→ DIRECTIONS
Repeat, line for line, the entries printed below.

→ RECORDS PROVIDED
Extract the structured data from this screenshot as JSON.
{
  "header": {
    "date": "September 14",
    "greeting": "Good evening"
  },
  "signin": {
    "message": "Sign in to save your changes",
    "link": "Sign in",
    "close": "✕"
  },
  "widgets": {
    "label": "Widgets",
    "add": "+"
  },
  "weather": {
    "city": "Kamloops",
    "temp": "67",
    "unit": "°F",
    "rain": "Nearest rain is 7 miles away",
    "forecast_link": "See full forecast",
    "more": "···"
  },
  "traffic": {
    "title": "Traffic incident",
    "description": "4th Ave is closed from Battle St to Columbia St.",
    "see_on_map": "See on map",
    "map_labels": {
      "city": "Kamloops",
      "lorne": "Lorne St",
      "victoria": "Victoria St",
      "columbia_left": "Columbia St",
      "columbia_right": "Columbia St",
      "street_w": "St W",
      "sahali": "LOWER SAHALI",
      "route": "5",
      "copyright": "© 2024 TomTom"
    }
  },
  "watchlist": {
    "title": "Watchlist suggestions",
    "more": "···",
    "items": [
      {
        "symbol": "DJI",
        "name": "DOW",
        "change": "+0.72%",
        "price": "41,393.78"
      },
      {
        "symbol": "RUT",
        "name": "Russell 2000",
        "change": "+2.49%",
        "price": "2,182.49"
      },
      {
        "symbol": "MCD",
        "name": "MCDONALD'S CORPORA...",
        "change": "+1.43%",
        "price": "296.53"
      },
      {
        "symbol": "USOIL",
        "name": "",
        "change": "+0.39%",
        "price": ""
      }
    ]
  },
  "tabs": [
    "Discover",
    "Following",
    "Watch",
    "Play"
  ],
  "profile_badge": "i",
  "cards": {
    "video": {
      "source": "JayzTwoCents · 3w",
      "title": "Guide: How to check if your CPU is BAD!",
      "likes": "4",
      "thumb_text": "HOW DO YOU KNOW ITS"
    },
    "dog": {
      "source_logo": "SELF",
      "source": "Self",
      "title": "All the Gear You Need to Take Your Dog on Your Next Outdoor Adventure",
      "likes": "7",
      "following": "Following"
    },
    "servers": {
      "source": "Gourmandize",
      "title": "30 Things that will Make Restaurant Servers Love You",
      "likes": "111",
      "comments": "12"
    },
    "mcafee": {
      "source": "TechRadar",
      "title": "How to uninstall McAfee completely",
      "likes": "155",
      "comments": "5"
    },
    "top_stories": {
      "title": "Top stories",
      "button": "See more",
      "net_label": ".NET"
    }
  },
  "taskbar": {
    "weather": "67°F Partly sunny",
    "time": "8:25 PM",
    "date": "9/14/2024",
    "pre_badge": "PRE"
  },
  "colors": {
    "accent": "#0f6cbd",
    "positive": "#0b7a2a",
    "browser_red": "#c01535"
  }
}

→ THE RESPONSE
Extract the structured data from this screenshot as JSON.
{
  "header": {
    "date": "September 14",
    "greeting": "Good evening"
  },
  "signin": {
    "message": "Sign in to save your changes",
    "link": "Sign in",
    "close": "✕"
  },
  "widgets": {
    "label": "Widgets",
    "add": "+"
  },
  "weather": {
    "city": "Kamloops",
    "temp": "67",
    "unit": "°F",
    "rain": "Nearest rain is 7 miles away",
    "forecast_link": "See full forecast",
    "more": "···"
  },
  "traffic": {
    "title": "Traffic incident",
    "description": "4th Ave is closed from Battle St to Columbia St.",
    "see_on_map": "See on map",
    "map_labels": {
      "city": "Kamloops",
      "lorne": "Lorne St",
      "victoria": "Victoria St",
      "columbia_left": "Columbia St",
      "columbia_right": "Columbia St",
      "street_w": "St W",
      "sahali": "LOWER SAHALI",
      "route": "5",
      "copyright": "© 2024 TomTom"
    }
  },
  "watchlist": {
    "title": "Watchlist suggestions",
    "more": "···",
    "items": [
      {
        "symbol": "DJI",
        "name": "DOW",
        "change": "+0.72%",
        "price": "41,393.78"
      },
      {
        "symbol": "RUT",
        "name": "Russell 2000",
        "change": "+2.49%",
        "price": "2,182.49"
      },
      {
        "symbol": "MCD",
        "name": "MCDONALD'S CORPORA...",
        "change": "+1.43%",
        "price": "296.53"
      },
      {
        "symbol": "USOIL",
        "name": "",
        "change": "+0.39%",
        "price": ""
      }
    ]
  },
  "tabs": [
    "Discover",
    "Following",
    "Watch",
    "Play"
  ],
  "profile_badge": "i",
  "cards": {
    "video": {
      "source": "JayzTwoCents · 3w",
      "title": "Guide: How to check if your CPU is BAD!",
      "likes": "4",
      "thumb_text": "HOW DO YOU KNOW ITS"
    },
    "dog": {
      "source_logo": "SELF",
      "source": "Self",
      "title": "All the Gear You Need to Take Your Dog on Your Next Outdoor Adventure",
      "likes": "7",
      "following": "Following"
    },
    "servers": {
      "source": "Gourmandize",
      "title": "30 Things that will Make Restaurant Servers Love You",
      "likes": "111",
      "comments": "12"
    },
    "mcafee": {
      "source": "TechRadar",
      "title": "How to uninstall McAfee completely",
      "likes": "155",
      "comments": "5"
    },
    "top_stories": {
      "title": "Top stories",
      "button": "See more",
      "net_label": ".NET"
    }
  },
  "taskbar": {
    "weather": "67°F Partly sunny",
    "time": "8:25 PM",
    "date": "9/14/2024",
    "pre_badge": "PRE"
  },
  "colors": {
    "accent": "#0f6cbd",
    "positive": "#0b7a2a",
    "browser_red": "#c01535"
  }
}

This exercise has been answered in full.